▶ [Exercise details]
Without changing a character, return the entries, but not the images they hold.

▶ [Provided material]
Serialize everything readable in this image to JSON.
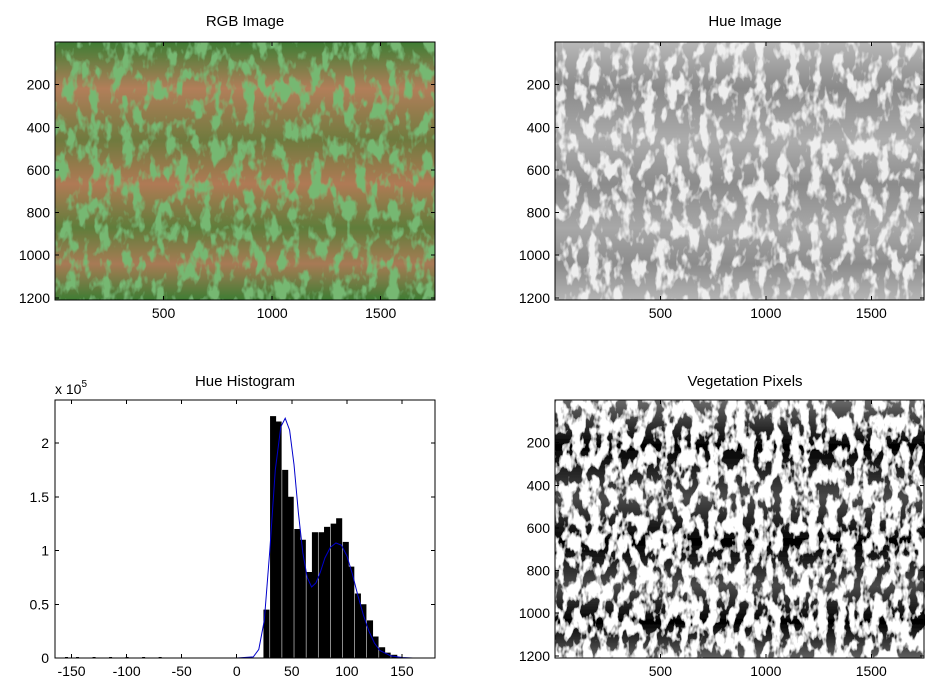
{
  "figure": {
    "panels": [
      {
        "id": "rgb",
        "title": "RGB Image"
      },
      {
        "id": "hue",
        "title": "Hue Image"
      },
      {
        "id": "hist",
        "title": "Hue Histogram"
      },
      {
        "id": "veg",
        "title": "Vegetation Pixels"
      }
    ]
  },
  "colors": {
    "soil": "#b07a55",
    "vegetation": "#2f7a2c",
    "hue_background": "#8c8c8c",
    "hue_plants": "#d8d8d8",
    "histogram_bars": "#000000",
    "fit_curve": "#0000cc"
  },
  "chart_data": [
    {
      "type": "image",
      "title": "RGB Image",
      "xticks": [
        500,
        1000,
        1500
      ],
      "yticks": [
        200,
        400,
        600,
        800,
        1000,
        1200
      ],
      "xlim": [
        0,
        1750
      ],
      "ylim": [
        0,
        1210
      ]
    },
    {
      "type": "image",
      "title": "Hue Image",
      "xticks": [
        500,
        1000,
        1500
      ],
      "yticks": [
        200,
        400,
        600,
        800,
        1000,
        1200
      ],
      "xlim": [
        0,
        1750
      ],
      "ylim": [
        0,
        1210
      ]
    },
    {
      "type": "bar",
      "title": "Hue Histogram",
      "y_multiplier": "x 10",
      "y_exponent": "5",
      "xlim": [
        -165,
        180
      ],
      "ylim": [
        0,
        2.4
      ],
      "xticks": [
        -150,
        -100,
        -50,
        0,
        50,
        100,
        150
      ],
      "yticks": [
        0,
        0.5,
        1,
        1.5,
        2
      ],
      "ytick_labels": [
        "0",
        "0.5",
        "1",
        "1.5",
        "2"
      ],
      "bin_width": 5.5,
      "bins": [
        {
          "x": 27,
          "y": 0.45
        },
        {
          "x": 33,
          "y": 2.25
        },
        {
          "x": 38,
          "y": 2.2
        },
        {
          "x": 44,
          "y": 1.75
        },
        {
          "x": 49,
          "y": 1.5
        },
        {
          "x": 55,
          "y": 1.2
        },
        {
          "x": 60,
          "y": 1.1
        },
        {
          "x": 66,
          "y": 0.8
        },
        {
          "x": 71,
          "y": 1.17
        },
        {
          "x": 77,
          "y": 1.17
        },
        {
          "x": 82,
          "y": 1.22
        },
        {
          "x": 88,
          "y": 1.25
        },
        {
          "x": 93,
          "y": 1.3
        },
        {
          "x": 99,
          "y": 1.08
        },
        {
          "x": 104,
          "y": 0.85
        },
        {
          "x": 110,
          "y": 0.6
        },
        {
          "x": 115,
          "y": 0.5
        },
        {
          "x": 121,
          "y": 0.35
        },
        {
          "x": 126,
          "y": 0.2
        },
        {
          "x": 132,
          "y": 0.1
        },
        {
          "x": 137,
          "y": 0.05
        },
        {
          "x": 143,
          "y": 0.03
        },
        {
          "x": 148,
          "y": 0.01
        }
      ],
      "fit_curve": [
        {
          "x": -165,
          "y": 0
        },
        {
          "x": 0,
          "y": 0
        },
        {
          "x": 15,
          "y": 0.01
        },
        {
          "x": 20,
          "y": 0.08
        },
        {
          "x": 25,
          "y": 0.35
        },
        {
          "x": 30,
          "y": 1.0
        },
        {
          "x": 35,
          "y": 1.75
        },
        {
          "x": 40,
          "y": 2.15
        },
        {
          "x": 44,
          "y": 2.23
        },
        {
          "x": 48,
          "y": 2.12
        },
        {
          "x": 52,
          "y": 1.8
        },
        {
          "x": 56,
          "y": 1.35
        },
        {
          "x": 60,
          "y": 0.98
        },
        {
          "x": 64,
          "y": 0.75
        },
        {
          "x": 68,
          "y": 0.66
        },
        {
          "x": 72,
          "y": 0.7
        },
        {
          "x": 76,
          "y": 0.8
        },
        {
          "x": 80,
          "y": 0.93
        },
        {
          "x": 85,
          "y": 1.03
        },
        {
          "x": 90,
          "y": 1.07
        },
        {
          "x": 95,
          "y": 1.05
        },
        {
          "x": 100,
          "y": 0.95
        },
        {
          "x": 105,
          "y": 0.78
        },
        {
          "x": 110,
          "y": 0.58
        },
        {
          "x": 115,
          "y": 0.4
        },
        {
          "x": 120,
          "y": 0.25
        },
        {
          "x": 125,
          "y": 0.14
        },
        {
          "x": 130,
          "y": 0.07
        },
        {
          "x": 140,
          "y": 0.02
        },
        {
          "x": 150,
          "y": 0.005
        },
        {
          "x": 160,
          "y": 0
        },
        {
          "x": 180,
          "y": 0
        }
      ],
      "tiny_bins_negative": [
        -155,
        -145,
        -130,
        -115,
        -100,
        -85,
        -70
      ]
    },
    {
      "type": "image",
      "title": "Vegetation Pixels",
      "xticks": [
        500,
        1000,
        1500
      ],
      "yticks": [
        200,
        400,
        600,
        800,
        1000,
        1200
      ],
      "xlim": [
        0,
        1750
      ],
      "ylim": [
        0,
        1210
      ]
    }
  ]
}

▶ [Solved problem]
Serialize everything readable in this image to JSON.
{
  "figure": {
    "panels": [
      {
        "id": "rgb",
        "title": "RGB Image"
      },
      {
        "id": "hue",
        "title": "Hue Image"
      },
      {
        "id": "hist",
        "title": "Hue Histogram"
      },
      {
        "id": "veg",
        "title": "Vegetation Pixels"
      }
    ]
  },
  "colors": {
    "soil": "#b07a55",
    "vegetation": "#2f7a2c",
    "hue_background": "#8c8c8c",
    "hue_plants": "#d8d8d8",
    "histogram_bars": "#000000",
    "fit_curve": "#0000cc"
  },
  "chart_data": [
    {
      "type": "image",
      "title": "RGB Image",
      "xticks": [
        500,
        1000,
        1500
      ],
      "yticks": [
        200,
        400,
        600,
        800,
        1000,
        1200
      ],
      "xlim": [
        0,
        1750
      ],
      "ylim": [
        0,
        1210
      ]
    },
    {
      "type": "image",
      "title": "Hue Image",
      "xticks": [
        500,
        1000,
        1500
      ],
      "yticks": [
        200,
        400,
        600,
        800,
        1000,
        1200
      ],
      "xlim": [
        0,
        1750
      ],
      "ylim": [
        0,
        1210
      ]
    },
    {
      "type": "bar",
      "title": "Hue Histogram",
      "y_multiplier": "x 10",
      "y_exponent": "5",
      "xlim": [
        -165,
        180
      ],
      "ylim": [
        0,
        2.4
      ],
      "xticks": [
        -150,
        -100,
        -50,
        0,
        50,
        100,
        150
      ],
      "yticks": [
        0,
        0.5,
        1,
        1.5,
        2
      ],
      "ytick_labels": [
        "0",
        "0.5",
        "1",
        "1.5",
        "2"
      ],
      "bin_width": 5.5,
      "bins": [
        {
          "x": 27,
          "y": 0.45
        },
        {
          "x": 33,
          "y": 2.25
        },
        {
          "x": 38,
          "y": 2.2
        },
        {
          "x": 44,
          "y": 1.75
        },
        {
          "x": 49,
          "y": 1.5
        },
        {
          "x": 55,
          "y": 1.2
        },
        {
          "x": 60,
          "y": 1.1
        },
        {
          "x": 66,
          "y": 0.8
        },
        {
          "x": 71,
          "y": 1.17
        },
        {
          "x": 77,
          "y": 1.17
        },
        {
          "x": 82,
          "y": 1.22
        },
        {
          "x": 88,
          "y": 1.25
        },
        {
          "x": 93,
          "y": 1.3
        },
        {
          "x": 99,
          "y": 1.08
        },
        {
          "x": 104,
          "y": 0.85
        },
        {
          "x": 110,
          "y": 0.6
        },
        {
          "x": 115,
          "y": 0.5
        },
        {
          "x": 121,
          "y": 0.35
        },
        {
          "x": 126,
          "y": 0.2
        },
        {
          "x": 132,
          "y": 0.1
        },
        {
          "x": 137,
          "y": 0.05
        },
        {
          "x": 143,
          "y": 0.03
        },
        {
          "x": 148,
          "y": 0.01
        }
      ],
      "fit_curve": [
        {
          "x": -165,
          "y": 0
        },
        {
          "x": 0,
          "y": 0
        },
        {
          "x": 15,
          "y": 0.01
        },
        {
          "x": 20,
          "y": 0.08
        },
        {
          "x": 25,
          "y": 0.35
        },
        {
          "x": 30,
          "y": 1.0
        },
        {
          "x": 35,
          "y": 1.75
        },
        {
          "x": 40,
          "y": 2.15
        },
        {
          "x": 44,
          "y": 2.23
        },
        {
          "x": 48,
          "y": 2.12
        },
        {
          "x": 52,
          "y": 1.8
        },
        {
          "x": 56,
          "y": 1.35
        },
        {
          "x": 60,
          "y": 0.98
        },
        {
          "x": 64,
          "y": 0.75
        },
        {
          "x": 68,
          "y": 0.66
        },
        {
          "x": 72,
          "y": 0.7
        },
        {
          "x": 76,
          "y": 0.8
        },
        {
          "x": 80,
          "y": 0.93
        },
        {
          "x": 85,
          "y": 1.03
        },
        {
          "x": 90,
          "y": 1.07
        },
        {
          "x": 95,
          "y": 1.05
        },
        {
          "x": 100,
          "y": 0.95
        },
        {
          "x": 105,
          "y": 0.78
        },
        {
          "x": 110,
          "y": 0.58
        },
        {
          "x": 115,
          "y": 0.4
        },
        {
          "x": 120,
          "y": 0.25
        },
        {
          "x": 125,
          "y": 0.14
        },
        {
          "x": 130,
          "y": 0.07
        },
        {
          "x": 140,
          "y": 0.02
        },
        {
          "x": 150,
          "y": 0.005
        },
        {
          "x": 160,
          "y": 0
        },
        {
          "x": 180,
          "y": 0
        }
      ],
      "tiny_bins_negative": [
        -155,
        -145,
        -130,
        -115,
        -100,
        -85,
        -70
      ]
    },
    {
      "type": "image",
      "title": "Vegetation Pixels",
      "xticks": [
        500,
        1000,
        1500
      ],
      "yticks": [
        200,
        400,
        600,
        800,
        1000,
        1200
      ],
      "xlim": [
        0,
        1750
      ],
      "ylim": [
        0,
        1210
      ]
    }
  ]
}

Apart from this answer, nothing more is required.